--- BEGIN Listing ---

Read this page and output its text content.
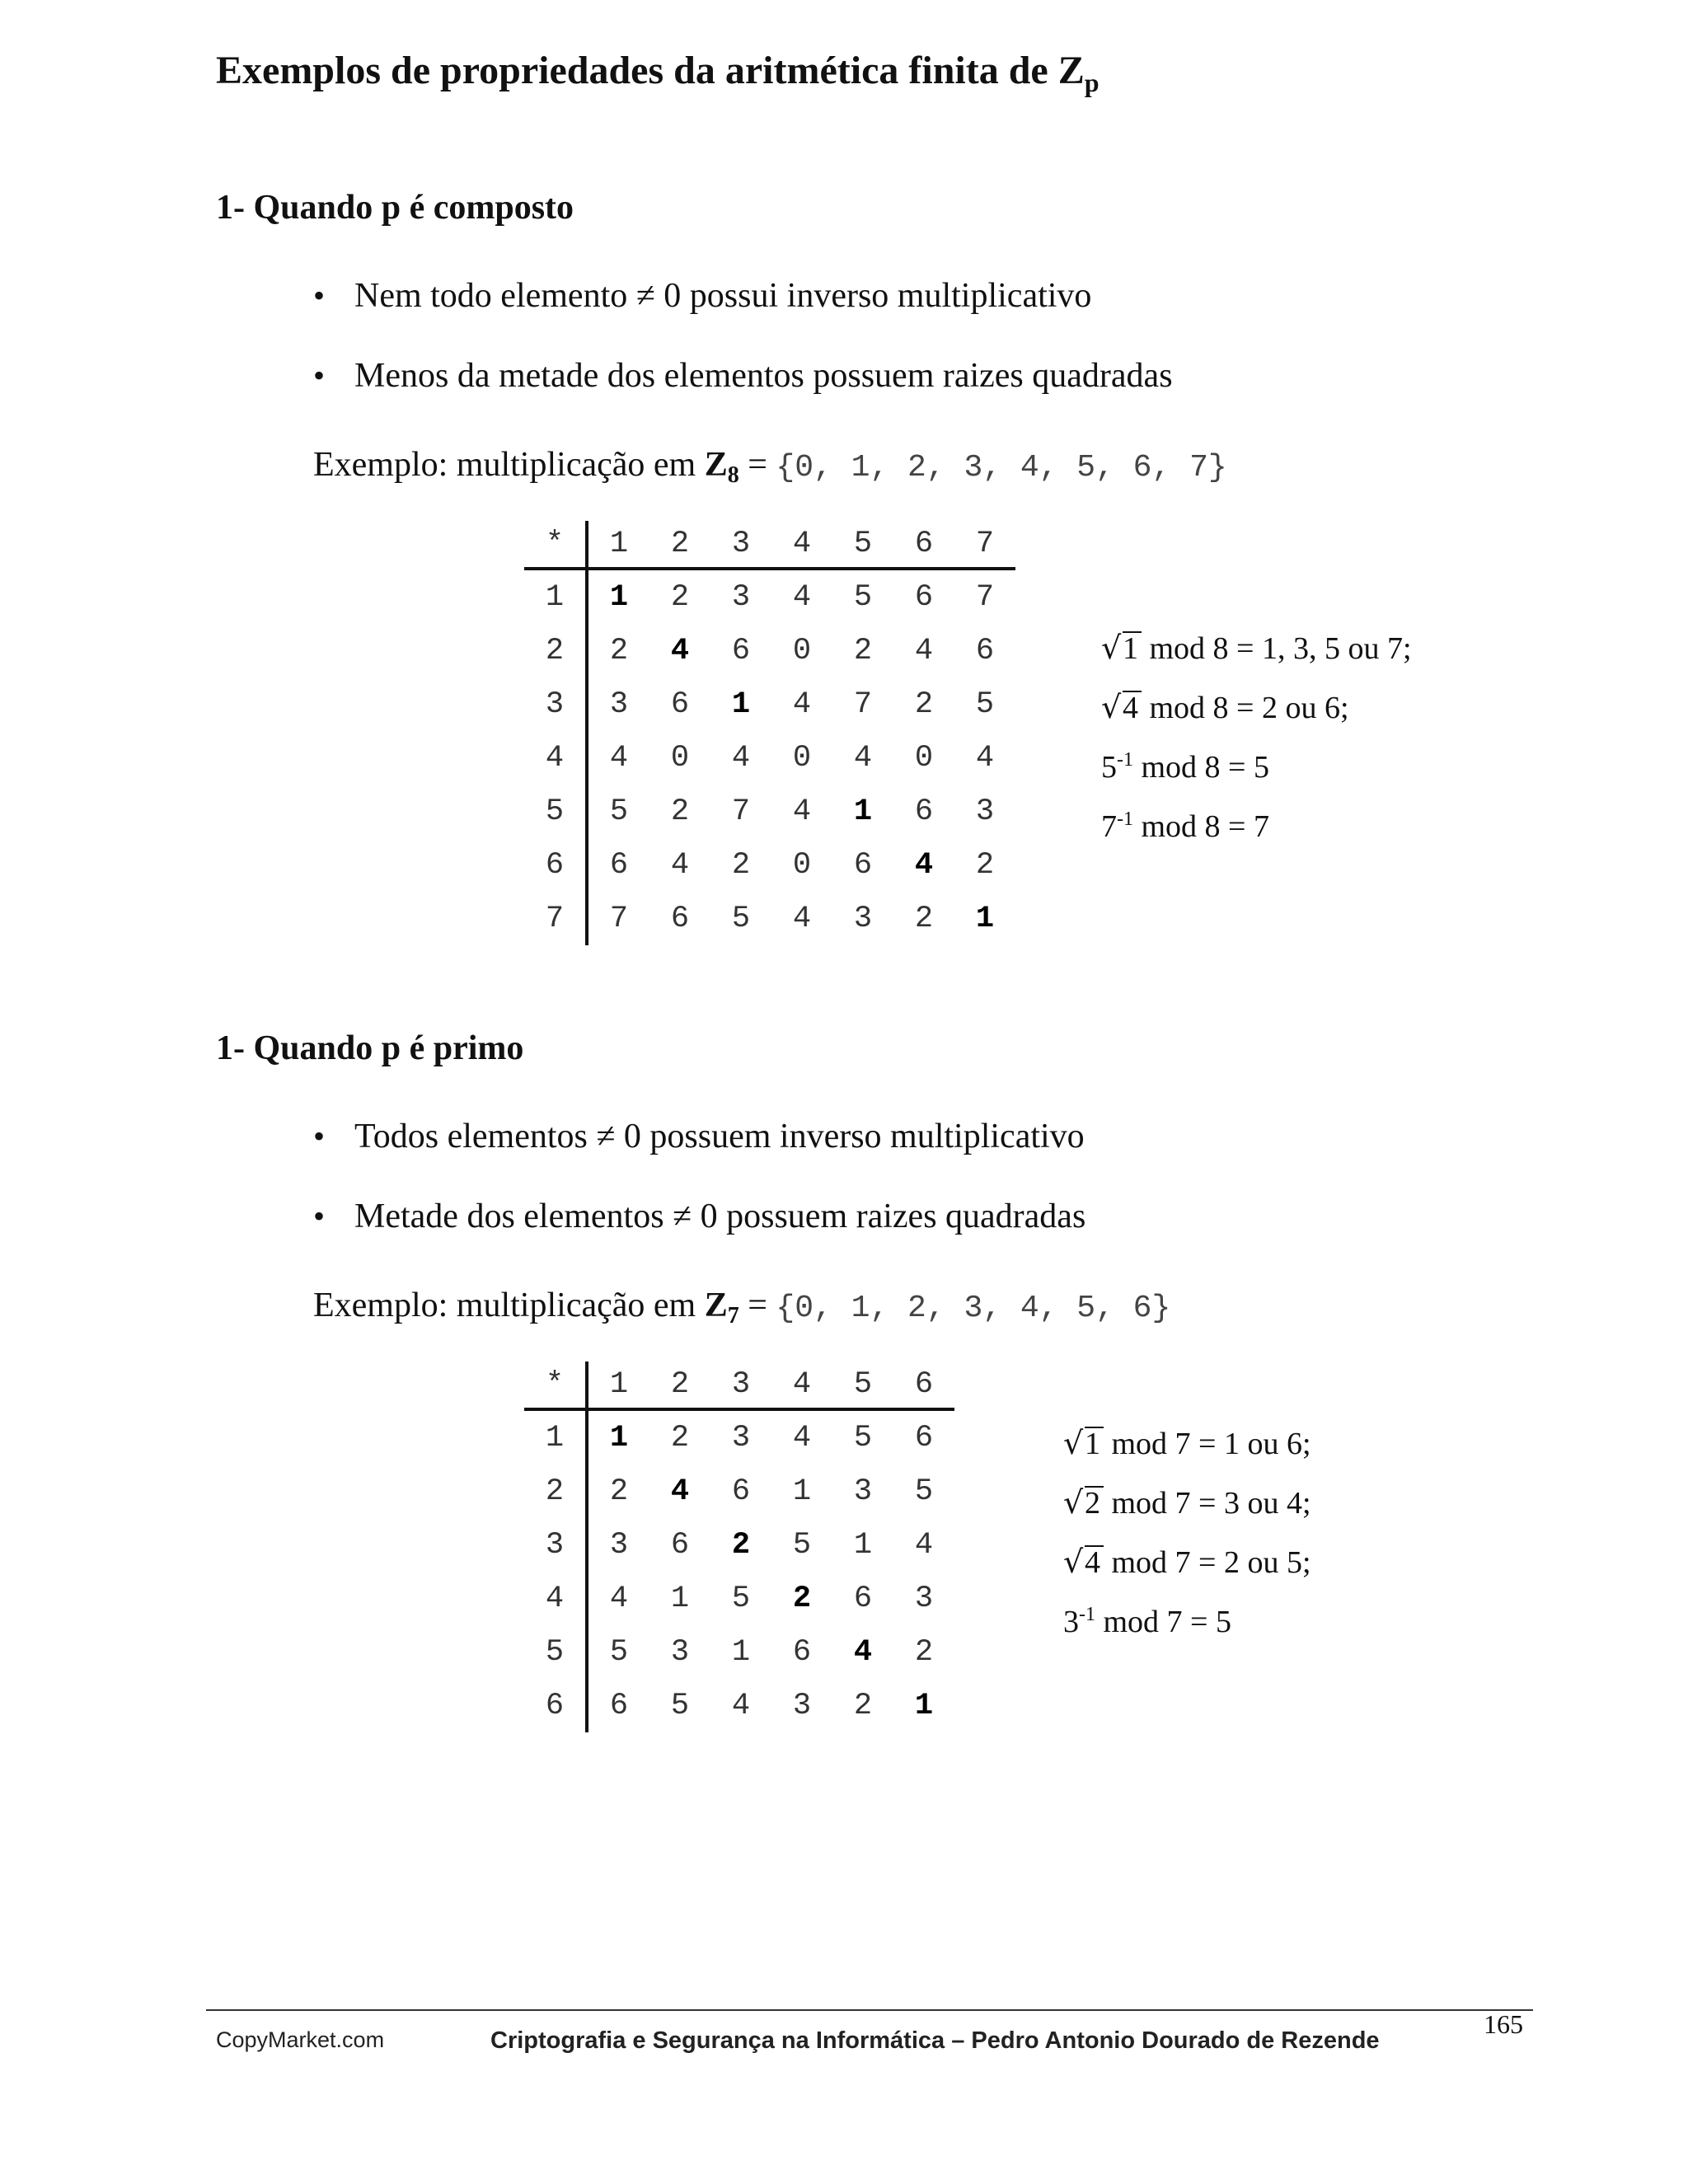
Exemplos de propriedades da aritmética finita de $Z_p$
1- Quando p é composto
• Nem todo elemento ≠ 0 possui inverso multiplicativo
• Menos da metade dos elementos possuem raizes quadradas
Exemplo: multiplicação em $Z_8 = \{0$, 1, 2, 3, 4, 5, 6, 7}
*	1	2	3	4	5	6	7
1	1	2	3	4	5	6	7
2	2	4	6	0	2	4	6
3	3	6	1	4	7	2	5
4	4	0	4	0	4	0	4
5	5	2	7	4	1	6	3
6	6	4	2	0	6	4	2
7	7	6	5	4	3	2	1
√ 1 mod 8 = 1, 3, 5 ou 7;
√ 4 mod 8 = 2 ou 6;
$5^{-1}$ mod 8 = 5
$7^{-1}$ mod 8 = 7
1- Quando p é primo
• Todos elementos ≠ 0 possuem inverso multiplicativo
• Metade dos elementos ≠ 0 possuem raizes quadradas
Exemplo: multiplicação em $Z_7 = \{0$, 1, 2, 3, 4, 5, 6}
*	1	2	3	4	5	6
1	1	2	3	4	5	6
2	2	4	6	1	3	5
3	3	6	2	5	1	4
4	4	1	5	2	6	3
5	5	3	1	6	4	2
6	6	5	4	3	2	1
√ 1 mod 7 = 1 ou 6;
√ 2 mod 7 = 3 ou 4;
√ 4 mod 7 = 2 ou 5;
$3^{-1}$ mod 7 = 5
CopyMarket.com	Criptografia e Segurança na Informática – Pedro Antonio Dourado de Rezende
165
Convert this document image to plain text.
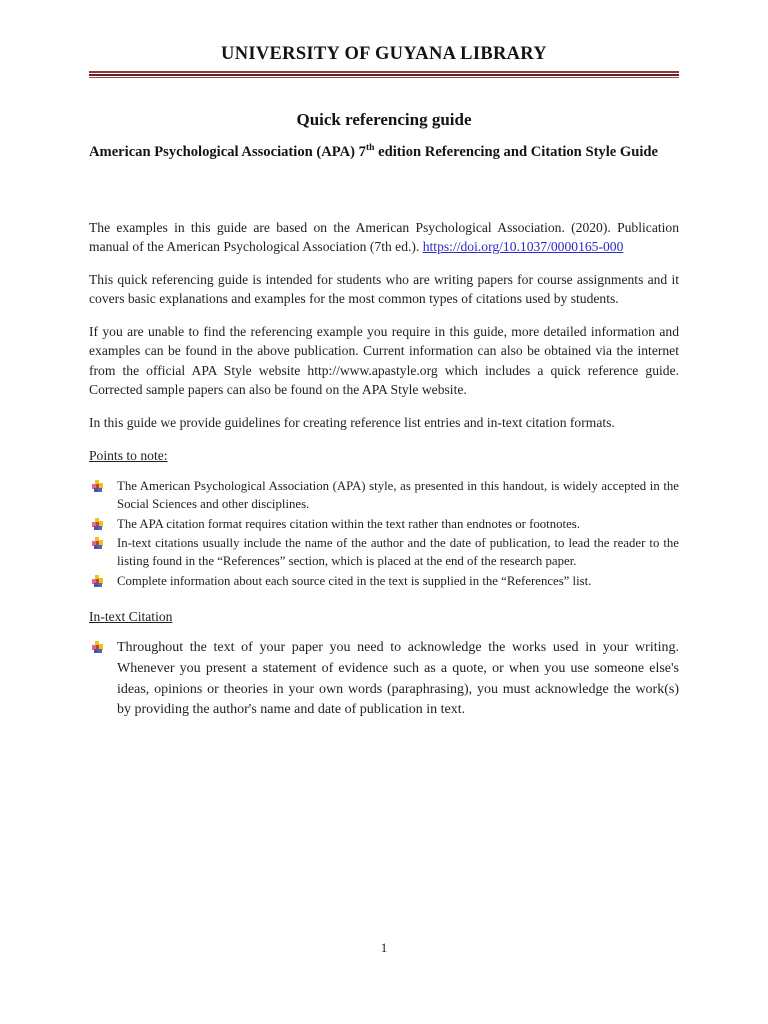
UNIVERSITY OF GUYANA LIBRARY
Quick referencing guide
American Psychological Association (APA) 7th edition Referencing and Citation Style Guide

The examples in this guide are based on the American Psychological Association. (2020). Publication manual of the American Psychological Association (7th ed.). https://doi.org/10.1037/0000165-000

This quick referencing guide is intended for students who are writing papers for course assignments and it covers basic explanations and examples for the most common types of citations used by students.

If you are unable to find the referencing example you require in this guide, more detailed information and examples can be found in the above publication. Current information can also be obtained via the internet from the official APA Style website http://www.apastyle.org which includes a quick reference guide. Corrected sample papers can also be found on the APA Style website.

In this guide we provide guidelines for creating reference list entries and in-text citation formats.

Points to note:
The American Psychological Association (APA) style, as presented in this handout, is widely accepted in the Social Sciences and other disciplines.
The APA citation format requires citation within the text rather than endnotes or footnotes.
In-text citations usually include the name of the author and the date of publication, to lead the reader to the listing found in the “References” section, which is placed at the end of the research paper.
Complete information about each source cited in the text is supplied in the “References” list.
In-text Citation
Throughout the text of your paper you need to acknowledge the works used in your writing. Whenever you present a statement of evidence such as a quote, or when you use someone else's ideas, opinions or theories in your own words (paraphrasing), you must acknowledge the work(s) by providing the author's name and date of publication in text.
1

--- END Listing ---

> [Task instructions]
Quote every line of the records above exactly; no picture is to be copied.

> [The output]
Read this page and output its text content.
Exemplos de propriedades da aritmética finita de $Z_p$
1- Quando p é composto
• Nem todo elemento ≠ 0 possui inverso multiplicativo
• Menos da metade dos elementos possuem raizes quadradas
Exemplo: multiplicação em $Z_8 = \{0$, 1, 2, 3, 4, 5, 6, 7}
*	1	2	3	4	5	6	7
1	1	2	3	4	5	6	7
2	2	4	6	0	2	4	6
3	3	6	1	4	7	2	5
4	4	0	4	0	4	0	4
5	5	2	7	4	1	6	3
6	6	4	2	0	6	4	2
7	7	6	5	4	3	2	1
√ 1 mod 8 = 1, 3, 5 ou 7;
√ 4 mod 8 = 2 ou 6;
$5^{-1}$ mod 8 = 5
$7^{-1}$ mod 8 = 7
1- Quando p é primo
• Todos elementos ≠ 0 possuem inverso multiplicativo
• Metade dos elementos ≠ 0 possuem raizes quadradas
Exemplo: multiplicação em $Z_7 = \{0$, 1, 2, 3, 4, 5, 6}
*	1	2	3	4	5	6
1	1	2	3	4	5	6
2	2	4	6	1	3	5
3	3	6	2	5	1	4
4	4	1	5	2	6	3
5	5	3	1	6	4	2
6	6	5	4	3	2	1
√ 1 mod 7 = 1 ou 6;
√ 2 mod 7 = 3 ou 4;
√ 4 mod 7 = 2 ou 5;
$3^{-1}$ mod 7 = 5
CopyMarket.com	Criptografia e Segurança na Informática – Pedro Antonio Dourado de Rezende
165
Convert this document image to plain text.
UNIVERSITY OF GUYANA LIBRARY
Quick referencing guide
American Psychological Association (APA) 7th edition Referencing and Citation Style Guide

The examples in this guide are based on the American Psychological Association. (2020). Publication manual of the American Psychological Association (7th ed.). https://doi.org/10.1037/0000165-000

This quick referencing guide is intended for students who are writing papers for course assignments and it covers basic explanations and examples for the most common types of citations used by students.

If you are unable to find the referencing example you require in this guide, more detailed information and examples can be found in the above publication. Current information can also be obtained via the internet from the official APA Style website http://www.apastyle.org which includes a quick reference guide. Corrected sample papers can also be found on the APA Style website.

In this guide we provide guidelines for creating reference list entries and in-text citation formats.

Points to note:
The American Psychological Association (APA) style, as presented in this handout, is widely accepted in the Social Sciences and other disciplines.
The APA citation format requires citation within the text rather than endnotes or footnotes.
In-text citations usually include the name of the author and the date of publication, to lead the reader to the listing found in the “References” section, which is placed at the end of the research paper.
Complete information about each source cited in the text is supplied in the “References” list.
In-text Citation
Throughout the text of your paper you need to acknowledge the works used in your writing. Whenever you present a statement of evidence such as a quote, or when you use someone else's ideas, opinions or theories in your own words (paraphrasing), you must acknowledge the work(s) by providing the author's name and date of publication in text.
1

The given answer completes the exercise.